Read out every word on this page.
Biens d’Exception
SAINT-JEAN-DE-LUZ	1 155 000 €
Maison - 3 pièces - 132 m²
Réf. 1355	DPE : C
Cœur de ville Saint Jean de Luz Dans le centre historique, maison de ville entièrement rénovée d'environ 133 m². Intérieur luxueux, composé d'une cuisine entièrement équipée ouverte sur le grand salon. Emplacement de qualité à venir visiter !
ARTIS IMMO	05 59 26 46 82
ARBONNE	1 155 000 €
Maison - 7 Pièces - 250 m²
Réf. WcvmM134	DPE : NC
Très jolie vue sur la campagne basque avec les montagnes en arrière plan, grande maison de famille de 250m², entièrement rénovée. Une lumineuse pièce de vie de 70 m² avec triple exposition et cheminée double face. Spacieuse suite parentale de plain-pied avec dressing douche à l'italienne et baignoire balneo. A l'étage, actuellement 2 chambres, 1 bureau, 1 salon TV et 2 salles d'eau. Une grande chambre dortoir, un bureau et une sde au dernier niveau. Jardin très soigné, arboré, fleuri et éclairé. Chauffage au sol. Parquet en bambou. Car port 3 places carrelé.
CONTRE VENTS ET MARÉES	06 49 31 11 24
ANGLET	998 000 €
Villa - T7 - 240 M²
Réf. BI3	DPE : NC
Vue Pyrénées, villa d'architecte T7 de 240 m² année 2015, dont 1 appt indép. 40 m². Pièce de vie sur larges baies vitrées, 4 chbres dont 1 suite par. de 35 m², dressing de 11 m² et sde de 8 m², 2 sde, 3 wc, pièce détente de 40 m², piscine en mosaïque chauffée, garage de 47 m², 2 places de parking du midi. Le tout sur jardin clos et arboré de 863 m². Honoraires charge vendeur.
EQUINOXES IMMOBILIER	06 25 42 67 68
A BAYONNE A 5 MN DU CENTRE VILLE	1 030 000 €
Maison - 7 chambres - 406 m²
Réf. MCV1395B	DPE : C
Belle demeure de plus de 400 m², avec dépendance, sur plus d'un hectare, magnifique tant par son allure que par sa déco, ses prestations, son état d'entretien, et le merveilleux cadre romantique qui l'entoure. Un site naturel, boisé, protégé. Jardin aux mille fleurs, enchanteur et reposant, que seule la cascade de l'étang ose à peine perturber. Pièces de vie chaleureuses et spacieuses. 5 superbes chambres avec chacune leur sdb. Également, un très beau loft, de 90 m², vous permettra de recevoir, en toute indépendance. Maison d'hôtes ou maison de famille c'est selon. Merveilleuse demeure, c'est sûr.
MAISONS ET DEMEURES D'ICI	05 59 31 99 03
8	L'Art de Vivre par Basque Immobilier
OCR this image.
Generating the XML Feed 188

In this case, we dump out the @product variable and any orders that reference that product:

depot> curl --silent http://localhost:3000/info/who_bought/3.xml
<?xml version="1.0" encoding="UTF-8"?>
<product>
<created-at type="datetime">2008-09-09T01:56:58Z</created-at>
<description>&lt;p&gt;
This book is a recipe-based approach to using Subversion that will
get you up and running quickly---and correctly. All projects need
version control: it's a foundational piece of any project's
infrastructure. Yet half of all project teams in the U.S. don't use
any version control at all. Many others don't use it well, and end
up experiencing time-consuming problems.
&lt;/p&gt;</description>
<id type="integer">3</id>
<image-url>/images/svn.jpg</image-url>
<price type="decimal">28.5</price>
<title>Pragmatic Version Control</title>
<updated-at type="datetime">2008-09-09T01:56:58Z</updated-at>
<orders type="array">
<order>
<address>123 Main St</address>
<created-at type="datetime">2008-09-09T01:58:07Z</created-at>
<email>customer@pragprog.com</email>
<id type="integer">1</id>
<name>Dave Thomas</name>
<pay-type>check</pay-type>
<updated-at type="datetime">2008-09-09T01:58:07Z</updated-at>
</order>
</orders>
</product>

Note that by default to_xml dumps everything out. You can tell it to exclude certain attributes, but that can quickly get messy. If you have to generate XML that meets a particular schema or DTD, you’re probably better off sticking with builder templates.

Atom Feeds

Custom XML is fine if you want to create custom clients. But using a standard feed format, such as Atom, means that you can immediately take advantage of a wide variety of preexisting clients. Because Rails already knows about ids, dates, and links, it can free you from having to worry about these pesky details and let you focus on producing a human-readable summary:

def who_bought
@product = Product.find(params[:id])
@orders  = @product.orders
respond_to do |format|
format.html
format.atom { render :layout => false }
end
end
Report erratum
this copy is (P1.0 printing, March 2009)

·····

Your objective
Write out the data exactly as it stands.

Final answer
Read out every word on this page.
Biens d’Exception
SAINT-JEAN-DE-LUZ	1 155 000 €
Maison - 3 pièces - 132 m²
Réf. 1355	DPE : C
Cœur de ville Saint Jean de Luz Dans le centre historique, maison de ville entièrement rénovée d'environ 133 m². Intérieur luxueux, composé d'une cuisine entièrement équipée ouverte sur le grand salon. Emplacement de qualité à venir visiter !
ARTIS IMMO	05 59 26 46 82
ARBONNE	1 155 000 €
Maison - 7 Pièces - 250 m²
Réf. WcvmM134	DPE : NC
Très jolie vue sur la campagne basque avec les montagnes en arrière plan, grande maison de famille de 250m², entièrement rénovée. Une lumineuse pièce de vie de 70 m² avec triple exposition et cheminée double face. Spacieuse suite parentale de plain-pied avec dressing douche à l'italienne et baignoire balneo. A l'étage, actuellement 2 chambres, 1 bureau, 1 salon TV et 2 salles d'eau. Une grande chambre dortoir, un bureau et une sde au dernier niveau. Jardin très soigné, arboré, fleuri et éclairé. Chauffage au sol. Parquet en bambou. Car port 3 places carrelé.
CONTRE VENTS ET MARÉES	06 49 31 11 24
ANGLET	998 000 €
Villa - T7 - 240 M²
Réf. BI3	DPE : NC
Vue Pyrénées, villa d'architecte T7 de 240 m² année 2015, dont 1 appt indép. 40 m². Pièce de vie sur larges baies vitrées, 4 chbres dont 1 suite par. de 35 m², dressing de 11 m² et sde de 8 m², 2 sde, 3 wc, pièce détente de 40 m², piscine en mosaïque chauffée, garage de 47 m², 2 places de parking du midi. Le tout sur jardin clos et arboré de 863 m². Honoraires charge vendeur.
EQUINOXES IMMOBILIER	06 25 42 67 68
A BAYONNE A 5 MN DU CENTRE VILLE	1 030 000 €
Maison - 7 chambres - 406 m²
Réf. MCV1395B	DPE : C
Belle demeure de plus de 400 m², avec dépendance, sur plus d'un hectare, magnifique tant par son allure que par sa déco, ses prestations, son état d'entretien, et le merveilleux cadre romantique qui l'entoure. Un site naturel, boisé, protégé. Jardin aux mille fleurs, enchanteur et reposant, que seule la cascade de l'étang ose à peine perturber. Pièces de vie chaleureuses et spacieuses. 5 superbes chambres avec chacune leur sdb. Également, un très beau loft, de 90 m², vous permettra de recevoir, en toute indépendance. Maison d'hôtes ou maison de famille c'est selon. Merveilleuse demeure, c'est sûr.
MAISONS ET DEMEURES D'ICI	05 59 31 99 03
8	L'Art de Vivre par Basque Immobilier
OCR this image.
Generating the XML Feed 188

In this case, we dump out the @product variable and any orders that reference that product:

depot> curl --silent http://localhost:3000/info/who_bought/3.xml
<?xml version="1.0" encoding="UTF-8"?>
<product>
<created-at type="datetime">2008-09-09T01:56:58Z</created-at>
<description>&lt;p&gt;
This book is a recipe-based approach to using Subversion that will
get you up and running quickly---and correctly. All projects need
version control: it's a foundational piece of any project's
infrastructure. Yet half of all project teams in the U.S. don't use
any version control at all. Many others don't use it well, and end
up experiencing time-consuming problems.
&lt;/p&gt;</description>
<id type="integer">3</id>
<image-url>/images/svn.jpg</image-url>
<price type="decimal">28.5</price>
<title>Pragmatic Version Control</title>
<updated-at type="datetime">2008-09-09T01:56:58Z</updated-at>
<orders type="array">
<order>
<address>123 Main St</address>
<created-at type="datetime">2008-09-09T01:58:07Z</created-at>
<email>customer@pragprog.com</email>
<id type="integer">1</id>
<name>Dave Thomas</name>
<pay-type>check</pay-type>
<updated-at type="datetime">2008-09-09T01:58:07Z</updated-at>
</order>
</orders>
</product>

Note that by default to_xml dumps everything out. You can tell it to exclude certain attributes, but that can quickly get messy. If you have to generate XML that meets a particular schema or DTD, you’re probably better off sticking with builder templates.

Atom Feeds

Custom XML is fine if you want to create custom clients. But using a standard feed format, such as Atom, means that you can immediately take advantage of a wide variety of preexisting clients. Because Rails already knows about ids, dates, and links, it can free you from having to worry about these pesky details and let you focus on producing a human-readable summary:

def who_bought
@product = Product.find(params[:id])
@orders  = @product.orders
respond_to do |format|
format.html
format.atom { render :layout => false }
end
end
Report erratum
this copy is (P1.0 printing, March 2009)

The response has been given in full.